> [Directive] Below are the records; copy each line in them that holds the word "JSON".

> [Provided data]
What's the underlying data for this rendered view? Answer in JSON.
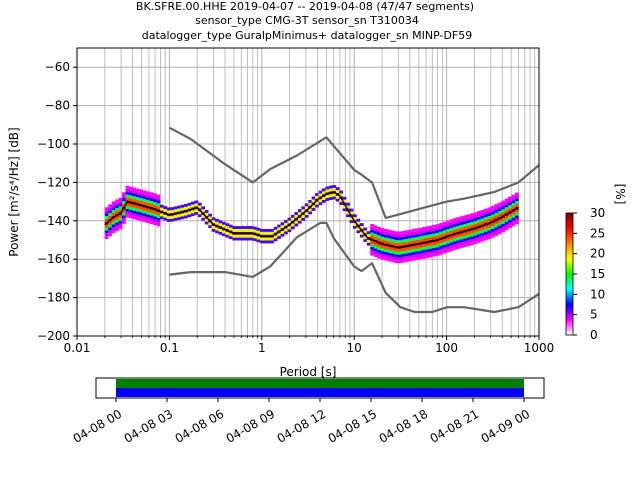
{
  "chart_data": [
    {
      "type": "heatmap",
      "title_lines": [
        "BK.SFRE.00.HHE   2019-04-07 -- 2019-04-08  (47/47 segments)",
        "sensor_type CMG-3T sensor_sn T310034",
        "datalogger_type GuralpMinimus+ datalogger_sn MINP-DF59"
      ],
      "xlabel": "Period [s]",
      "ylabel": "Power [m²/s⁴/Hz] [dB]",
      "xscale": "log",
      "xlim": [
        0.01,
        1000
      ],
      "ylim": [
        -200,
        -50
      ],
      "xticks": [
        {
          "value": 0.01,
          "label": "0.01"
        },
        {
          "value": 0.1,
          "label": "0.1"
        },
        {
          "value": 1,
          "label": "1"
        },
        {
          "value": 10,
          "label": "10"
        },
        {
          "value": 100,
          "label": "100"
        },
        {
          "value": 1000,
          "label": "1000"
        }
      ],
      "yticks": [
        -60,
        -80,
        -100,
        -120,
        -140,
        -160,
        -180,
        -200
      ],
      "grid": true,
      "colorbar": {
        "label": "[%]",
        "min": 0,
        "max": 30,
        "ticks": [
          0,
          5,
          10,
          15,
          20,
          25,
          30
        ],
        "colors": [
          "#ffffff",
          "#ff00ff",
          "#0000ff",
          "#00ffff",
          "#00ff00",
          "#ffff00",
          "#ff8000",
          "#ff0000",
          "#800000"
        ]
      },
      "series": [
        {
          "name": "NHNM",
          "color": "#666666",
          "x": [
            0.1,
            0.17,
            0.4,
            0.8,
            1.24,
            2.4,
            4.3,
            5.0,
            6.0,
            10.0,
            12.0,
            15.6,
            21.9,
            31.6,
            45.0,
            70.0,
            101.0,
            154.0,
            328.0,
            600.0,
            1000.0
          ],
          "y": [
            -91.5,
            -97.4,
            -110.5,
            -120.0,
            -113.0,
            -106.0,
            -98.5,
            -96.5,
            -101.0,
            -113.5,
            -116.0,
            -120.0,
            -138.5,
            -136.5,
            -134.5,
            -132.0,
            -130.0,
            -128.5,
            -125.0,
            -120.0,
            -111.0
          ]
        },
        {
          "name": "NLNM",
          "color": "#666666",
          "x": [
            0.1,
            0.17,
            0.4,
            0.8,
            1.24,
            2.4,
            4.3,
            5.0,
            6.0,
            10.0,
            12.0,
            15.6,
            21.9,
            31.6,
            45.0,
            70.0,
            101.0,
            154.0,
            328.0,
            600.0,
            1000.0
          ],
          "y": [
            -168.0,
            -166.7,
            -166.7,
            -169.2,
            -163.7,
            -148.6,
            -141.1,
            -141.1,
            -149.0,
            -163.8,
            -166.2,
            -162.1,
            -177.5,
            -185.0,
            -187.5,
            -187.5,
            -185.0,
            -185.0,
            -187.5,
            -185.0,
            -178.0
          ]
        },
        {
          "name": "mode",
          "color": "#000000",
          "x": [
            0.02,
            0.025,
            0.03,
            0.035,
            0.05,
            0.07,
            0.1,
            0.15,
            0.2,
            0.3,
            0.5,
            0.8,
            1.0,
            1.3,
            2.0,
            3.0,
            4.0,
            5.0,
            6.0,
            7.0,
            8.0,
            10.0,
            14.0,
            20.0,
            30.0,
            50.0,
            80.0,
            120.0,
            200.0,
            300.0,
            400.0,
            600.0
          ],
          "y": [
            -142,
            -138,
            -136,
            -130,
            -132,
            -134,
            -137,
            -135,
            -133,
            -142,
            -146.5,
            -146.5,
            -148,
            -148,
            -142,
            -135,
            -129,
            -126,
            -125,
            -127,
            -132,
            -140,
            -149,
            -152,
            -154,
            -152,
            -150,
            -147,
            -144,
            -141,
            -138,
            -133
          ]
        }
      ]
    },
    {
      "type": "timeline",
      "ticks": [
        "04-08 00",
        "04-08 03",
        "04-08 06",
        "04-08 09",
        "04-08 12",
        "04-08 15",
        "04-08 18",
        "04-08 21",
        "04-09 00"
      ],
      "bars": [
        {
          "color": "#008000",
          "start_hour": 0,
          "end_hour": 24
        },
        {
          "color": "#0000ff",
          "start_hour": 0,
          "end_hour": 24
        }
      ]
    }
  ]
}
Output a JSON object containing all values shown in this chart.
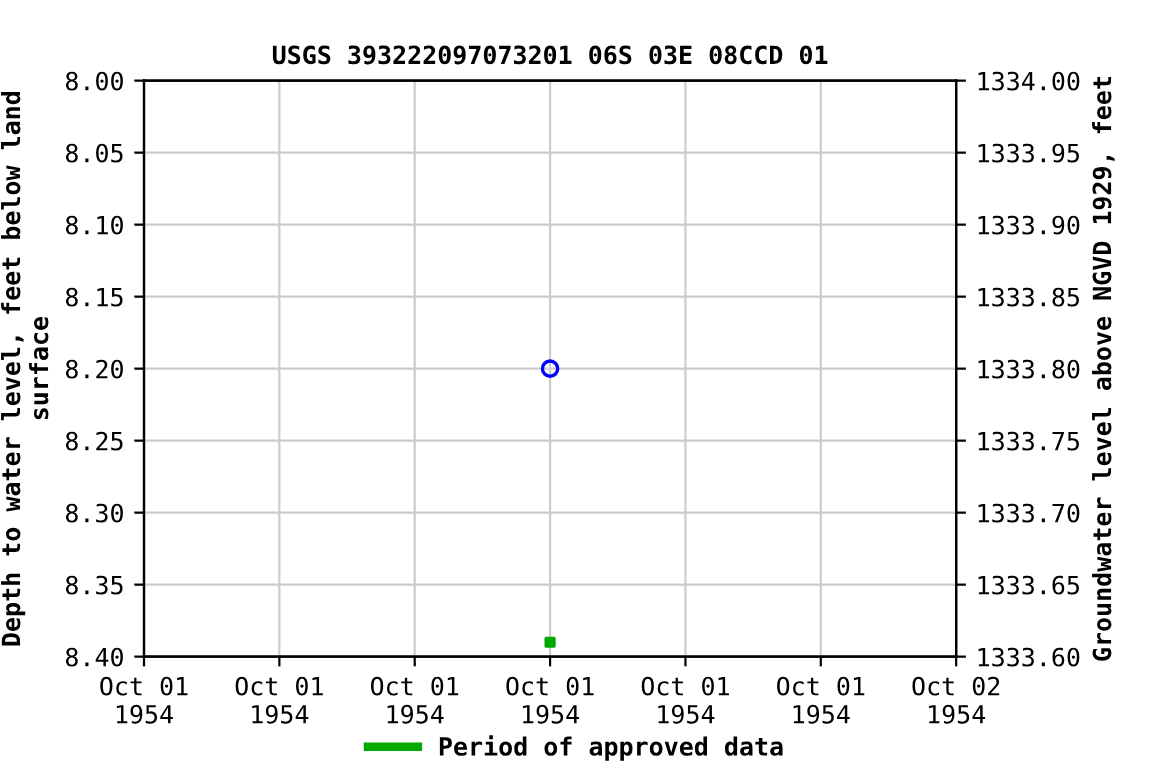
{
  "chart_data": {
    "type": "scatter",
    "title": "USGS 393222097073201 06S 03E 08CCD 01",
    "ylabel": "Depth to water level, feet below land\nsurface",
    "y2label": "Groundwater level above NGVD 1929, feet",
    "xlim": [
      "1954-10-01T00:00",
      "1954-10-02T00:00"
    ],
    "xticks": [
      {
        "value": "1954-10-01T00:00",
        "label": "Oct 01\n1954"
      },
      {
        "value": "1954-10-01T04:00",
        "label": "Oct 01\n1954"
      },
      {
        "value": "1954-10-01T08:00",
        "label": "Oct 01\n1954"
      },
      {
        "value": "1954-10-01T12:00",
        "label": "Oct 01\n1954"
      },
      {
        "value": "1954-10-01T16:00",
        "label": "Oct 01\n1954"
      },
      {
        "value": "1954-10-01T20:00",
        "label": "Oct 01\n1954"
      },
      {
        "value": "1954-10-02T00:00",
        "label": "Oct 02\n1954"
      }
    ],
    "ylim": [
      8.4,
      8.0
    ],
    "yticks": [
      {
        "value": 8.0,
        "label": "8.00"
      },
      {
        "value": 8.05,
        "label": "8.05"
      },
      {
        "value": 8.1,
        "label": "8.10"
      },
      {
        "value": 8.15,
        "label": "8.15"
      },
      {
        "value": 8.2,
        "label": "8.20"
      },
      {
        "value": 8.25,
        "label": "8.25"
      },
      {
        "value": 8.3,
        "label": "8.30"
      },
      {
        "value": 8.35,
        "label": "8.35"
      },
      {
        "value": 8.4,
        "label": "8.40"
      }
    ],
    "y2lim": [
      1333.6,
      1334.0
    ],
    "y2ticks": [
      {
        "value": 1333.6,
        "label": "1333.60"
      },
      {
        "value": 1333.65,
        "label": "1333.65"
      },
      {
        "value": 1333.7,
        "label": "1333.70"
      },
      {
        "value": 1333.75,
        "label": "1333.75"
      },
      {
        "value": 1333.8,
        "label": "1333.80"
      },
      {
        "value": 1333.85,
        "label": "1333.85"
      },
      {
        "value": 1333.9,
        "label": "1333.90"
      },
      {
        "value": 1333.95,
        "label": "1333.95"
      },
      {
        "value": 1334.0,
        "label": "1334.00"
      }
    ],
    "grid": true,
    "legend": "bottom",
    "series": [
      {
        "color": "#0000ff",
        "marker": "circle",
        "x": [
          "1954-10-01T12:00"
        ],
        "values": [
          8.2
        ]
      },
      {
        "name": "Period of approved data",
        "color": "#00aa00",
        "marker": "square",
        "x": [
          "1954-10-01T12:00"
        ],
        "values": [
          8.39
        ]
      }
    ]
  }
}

> [Solution to this exercise]
What's the underlying data for this rendered view? Answer in JSON.
Output a JSON object containing all values shown in this chart.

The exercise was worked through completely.